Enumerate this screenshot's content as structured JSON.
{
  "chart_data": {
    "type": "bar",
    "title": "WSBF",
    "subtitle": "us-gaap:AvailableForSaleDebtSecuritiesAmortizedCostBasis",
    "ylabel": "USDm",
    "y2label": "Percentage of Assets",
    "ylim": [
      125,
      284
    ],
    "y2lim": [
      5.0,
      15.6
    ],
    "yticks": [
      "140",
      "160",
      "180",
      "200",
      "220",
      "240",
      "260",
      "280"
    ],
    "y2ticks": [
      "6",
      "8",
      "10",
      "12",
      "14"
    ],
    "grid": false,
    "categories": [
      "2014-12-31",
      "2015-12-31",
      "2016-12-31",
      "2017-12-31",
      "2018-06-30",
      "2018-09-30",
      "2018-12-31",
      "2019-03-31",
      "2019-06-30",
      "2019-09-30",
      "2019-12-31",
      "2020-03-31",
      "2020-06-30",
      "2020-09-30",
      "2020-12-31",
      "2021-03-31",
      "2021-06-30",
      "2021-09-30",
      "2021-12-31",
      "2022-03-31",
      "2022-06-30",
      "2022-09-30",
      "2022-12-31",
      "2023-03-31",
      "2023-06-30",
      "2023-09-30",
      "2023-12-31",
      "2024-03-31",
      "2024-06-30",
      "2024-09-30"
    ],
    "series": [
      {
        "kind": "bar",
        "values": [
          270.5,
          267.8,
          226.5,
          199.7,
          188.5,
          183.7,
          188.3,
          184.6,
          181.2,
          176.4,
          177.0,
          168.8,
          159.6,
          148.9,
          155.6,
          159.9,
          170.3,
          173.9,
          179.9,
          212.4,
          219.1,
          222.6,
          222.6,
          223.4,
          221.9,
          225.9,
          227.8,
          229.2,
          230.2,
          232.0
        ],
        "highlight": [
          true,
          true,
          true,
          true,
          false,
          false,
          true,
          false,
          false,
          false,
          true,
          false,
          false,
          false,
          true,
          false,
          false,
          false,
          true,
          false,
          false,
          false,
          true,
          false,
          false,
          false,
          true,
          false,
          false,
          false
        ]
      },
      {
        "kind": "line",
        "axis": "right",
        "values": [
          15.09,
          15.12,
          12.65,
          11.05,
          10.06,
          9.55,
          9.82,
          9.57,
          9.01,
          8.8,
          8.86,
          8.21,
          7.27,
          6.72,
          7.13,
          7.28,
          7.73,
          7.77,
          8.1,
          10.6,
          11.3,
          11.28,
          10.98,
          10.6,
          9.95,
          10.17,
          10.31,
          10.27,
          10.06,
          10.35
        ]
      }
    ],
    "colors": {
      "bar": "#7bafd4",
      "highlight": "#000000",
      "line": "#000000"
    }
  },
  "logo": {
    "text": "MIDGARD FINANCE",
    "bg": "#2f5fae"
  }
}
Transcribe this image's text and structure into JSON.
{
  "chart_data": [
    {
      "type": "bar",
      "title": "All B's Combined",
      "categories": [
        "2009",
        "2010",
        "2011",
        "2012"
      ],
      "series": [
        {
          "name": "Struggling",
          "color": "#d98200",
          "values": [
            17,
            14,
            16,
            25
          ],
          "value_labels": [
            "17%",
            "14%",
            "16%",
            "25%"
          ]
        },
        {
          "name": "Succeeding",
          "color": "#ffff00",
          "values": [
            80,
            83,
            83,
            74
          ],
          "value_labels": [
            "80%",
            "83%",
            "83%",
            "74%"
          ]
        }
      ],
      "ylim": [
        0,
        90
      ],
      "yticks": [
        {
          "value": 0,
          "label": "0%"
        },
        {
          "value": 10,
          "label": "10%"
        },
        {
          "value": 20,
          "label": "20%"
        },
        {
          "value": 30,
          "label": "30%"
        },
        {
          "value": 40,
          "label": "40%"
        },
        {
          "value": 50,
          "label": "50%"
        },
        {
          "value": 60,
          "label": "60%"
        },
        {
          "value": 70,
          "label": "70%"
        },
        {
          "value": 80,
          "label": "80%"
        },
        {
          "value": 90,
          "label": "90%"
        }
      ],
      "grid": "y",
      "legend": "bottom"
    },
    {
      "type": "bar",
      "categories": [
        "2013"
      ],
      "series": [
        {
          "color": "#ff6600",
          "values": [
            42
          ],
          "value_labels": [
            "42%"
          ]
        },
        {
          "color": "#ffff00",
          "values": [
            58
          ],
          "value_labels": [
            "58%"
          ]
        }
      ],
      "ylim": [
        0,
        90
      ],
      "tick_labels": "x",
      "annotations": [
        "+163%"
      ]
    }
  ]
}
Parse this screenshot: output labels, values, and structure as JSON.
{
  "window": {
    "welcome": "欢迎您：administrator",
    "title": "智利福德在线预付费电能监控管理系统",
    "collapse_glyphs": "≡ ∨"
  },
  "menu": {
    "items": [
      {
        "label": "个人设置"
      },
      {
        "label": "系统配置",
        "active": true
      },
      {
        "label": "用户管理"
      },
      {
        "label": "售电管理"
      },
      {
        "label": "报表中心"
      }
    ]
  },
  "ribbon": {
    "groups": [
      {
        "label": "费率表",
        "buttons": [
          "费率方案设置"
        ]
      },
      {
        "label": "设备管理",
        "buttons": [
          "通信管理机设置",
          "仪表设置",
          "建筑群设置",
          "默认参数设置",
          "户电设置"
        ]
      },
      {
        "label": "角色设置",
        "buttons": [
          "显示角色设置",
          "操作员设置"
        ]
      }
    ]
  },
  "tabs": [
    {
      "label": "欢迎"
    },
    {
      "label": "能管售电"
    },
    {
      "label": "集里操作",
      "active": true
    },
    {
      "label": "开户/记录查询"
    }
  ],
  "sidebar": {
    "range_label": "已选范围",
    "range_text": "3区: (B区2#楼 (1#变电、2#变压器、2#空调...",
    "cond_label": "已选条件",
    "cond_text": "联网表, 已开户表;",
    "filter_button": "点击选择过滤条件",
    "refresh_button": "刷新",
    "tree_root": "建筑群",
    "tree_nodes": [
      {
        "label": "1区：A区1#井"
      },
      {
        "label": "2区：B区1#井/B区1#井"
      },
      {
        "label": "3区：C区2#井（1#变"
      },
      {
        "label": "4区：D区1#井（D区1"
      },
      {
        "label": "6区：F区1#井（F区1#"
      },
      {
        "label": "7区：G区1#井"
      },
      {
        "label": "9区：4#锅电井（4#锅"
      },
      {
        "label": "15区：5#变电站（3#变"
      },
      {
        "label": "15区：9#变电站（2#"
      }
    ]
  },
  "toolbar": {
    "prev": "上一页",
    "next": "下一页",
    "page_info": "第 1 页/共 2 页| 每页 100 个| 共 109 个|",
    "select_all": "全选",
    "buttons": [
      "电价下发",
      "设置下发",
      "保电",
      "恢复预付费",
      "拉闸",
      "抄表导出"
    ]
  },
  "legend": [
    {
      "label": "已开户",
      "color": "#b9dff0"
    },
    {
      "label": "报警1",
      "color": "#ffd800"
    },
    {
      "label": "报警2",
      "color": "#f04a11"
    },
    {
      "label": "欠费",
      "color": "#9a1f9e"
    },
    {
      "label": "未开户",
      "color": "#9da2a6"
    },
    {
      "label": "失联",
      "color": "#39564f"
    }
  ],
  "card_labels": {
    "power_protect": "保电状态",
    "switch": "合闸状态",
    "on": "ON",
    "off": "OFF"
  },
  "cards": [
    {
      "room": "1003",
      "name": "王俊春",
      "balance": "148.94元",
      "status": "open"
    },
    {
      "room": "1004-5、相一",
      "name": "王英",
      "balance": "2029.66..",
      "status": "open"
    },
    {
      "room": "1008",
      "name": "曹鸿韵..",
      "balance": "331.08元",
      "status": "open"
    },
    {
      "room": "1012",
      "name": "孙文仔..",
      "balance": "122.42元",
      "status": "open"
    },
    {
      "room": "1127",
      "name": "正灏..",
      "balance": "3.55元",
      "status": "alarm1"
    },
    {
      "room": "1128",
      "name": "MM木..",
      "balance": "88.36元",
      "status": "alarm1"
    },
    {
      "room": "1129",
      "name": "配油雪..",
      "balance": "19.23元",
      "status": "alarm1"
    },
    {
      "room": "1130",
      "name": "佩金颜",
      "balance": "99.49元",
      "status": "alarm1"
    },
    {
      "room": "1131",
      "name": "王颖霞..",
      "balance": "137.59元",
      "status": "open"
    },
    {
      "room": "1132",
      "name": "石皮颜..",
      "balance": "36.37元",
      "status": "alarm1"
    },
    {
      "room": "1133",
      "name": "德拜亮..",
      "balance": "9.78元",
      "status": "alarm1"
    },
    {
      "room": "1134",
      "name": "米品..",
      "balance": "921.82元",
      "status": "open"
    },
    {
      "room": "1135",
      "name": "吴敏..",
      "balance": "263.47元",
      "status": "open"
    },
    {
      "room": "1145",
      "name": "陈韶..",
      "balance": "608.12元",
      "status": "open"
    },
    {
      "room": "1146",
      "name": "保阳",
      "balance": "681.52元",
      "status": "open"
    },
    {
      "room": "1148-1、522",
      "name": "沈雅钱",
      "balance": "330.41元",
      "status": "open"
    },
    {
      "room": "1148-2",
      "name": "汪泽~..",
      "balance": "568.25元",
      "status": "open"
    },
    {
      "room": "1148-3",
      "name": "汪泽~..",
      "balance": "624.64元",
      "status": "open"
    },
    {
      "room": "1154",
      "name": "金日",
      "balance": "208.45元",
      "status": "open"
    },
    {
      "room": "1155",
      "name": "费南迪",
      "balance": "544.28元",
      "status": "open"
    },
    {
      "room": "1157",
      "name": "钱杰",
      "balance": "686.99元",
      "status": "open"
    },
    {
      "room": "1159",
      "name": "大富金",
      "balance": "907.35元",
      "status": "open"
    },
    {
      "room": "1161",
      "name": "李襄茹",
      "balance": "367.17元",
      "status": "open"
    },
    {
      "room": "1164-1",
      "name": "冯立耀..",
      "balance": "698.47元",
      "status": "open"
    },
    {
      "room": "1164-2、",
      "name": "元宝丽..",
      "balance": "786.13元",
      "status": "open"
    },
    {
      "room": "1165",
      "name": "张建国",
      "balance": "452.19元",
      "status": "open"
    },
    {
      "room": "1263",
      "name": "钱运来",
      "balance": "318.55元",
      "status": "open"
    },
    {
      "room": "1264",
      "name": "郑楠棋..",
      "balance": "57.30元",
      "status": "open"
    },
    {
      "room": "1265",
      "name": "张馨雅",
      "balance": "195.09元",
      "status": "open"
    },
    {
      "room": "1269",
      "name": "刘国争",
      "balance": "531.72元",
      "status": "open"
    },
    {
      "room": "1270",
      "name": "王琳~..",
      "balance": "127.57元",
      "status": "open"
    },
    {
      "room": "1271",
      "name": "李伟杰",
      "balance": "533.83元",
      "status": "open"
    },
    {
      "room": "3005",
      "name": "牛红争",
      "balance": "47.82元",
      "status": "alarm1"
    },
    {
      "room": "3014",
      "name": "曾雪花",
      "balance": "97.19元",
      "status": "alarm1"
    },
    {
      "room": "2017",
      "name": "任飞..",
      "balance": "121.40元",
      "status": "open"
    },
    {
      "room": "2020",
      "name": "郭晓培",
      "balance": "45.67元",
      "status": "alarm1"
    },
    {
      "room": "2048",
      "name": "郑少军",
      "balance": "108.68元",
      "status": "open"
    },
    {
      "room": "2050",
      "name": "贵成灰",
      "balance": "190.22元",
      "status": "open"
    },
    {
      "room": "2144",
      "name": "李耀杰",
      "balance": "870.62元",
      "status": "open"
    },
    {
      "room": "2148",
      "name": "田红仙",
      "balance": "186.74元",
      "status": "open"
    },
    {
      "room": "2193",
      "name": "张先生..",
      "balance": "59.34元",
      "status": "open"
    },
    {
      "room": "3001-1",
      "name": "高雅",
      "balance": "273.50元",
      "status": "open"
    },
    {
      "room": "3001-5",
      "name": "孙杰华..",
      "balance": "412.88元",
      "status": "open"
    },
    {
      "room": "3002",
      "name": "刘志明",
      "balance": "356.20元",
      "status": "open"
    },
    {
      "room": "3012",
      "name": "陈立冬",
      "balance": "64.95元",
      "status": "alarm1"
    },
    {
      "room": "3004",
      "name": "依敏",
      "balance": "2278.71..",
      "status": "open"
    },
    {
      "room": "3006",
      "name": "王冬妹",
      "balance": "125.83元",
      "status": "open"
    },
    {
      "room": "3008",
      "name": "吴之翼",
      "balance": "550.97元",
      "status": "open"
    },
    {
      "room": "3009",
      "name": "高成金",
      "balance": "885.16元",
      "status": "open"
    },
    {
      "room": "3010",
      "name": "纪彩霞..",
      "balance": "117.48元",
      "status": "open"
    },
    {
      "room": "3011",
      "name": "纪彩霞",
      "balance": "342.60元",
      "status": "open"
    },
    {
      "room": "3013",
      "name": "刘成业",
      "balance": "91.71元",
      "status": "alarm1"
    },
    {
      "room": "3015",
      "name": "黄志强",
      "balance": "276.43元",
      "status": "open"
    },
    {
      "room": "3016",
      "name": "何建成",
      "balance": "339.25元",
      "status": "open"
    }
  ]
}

What you should do: The lines to collect are those holding the string "JSON"; copy them all.

Exercise answer:
Enumerate this screenshot's content as structured JSON.
Transcribe this image's text and structure into JSON.
Parse this screenshot: output labels, values, and structure as JSON.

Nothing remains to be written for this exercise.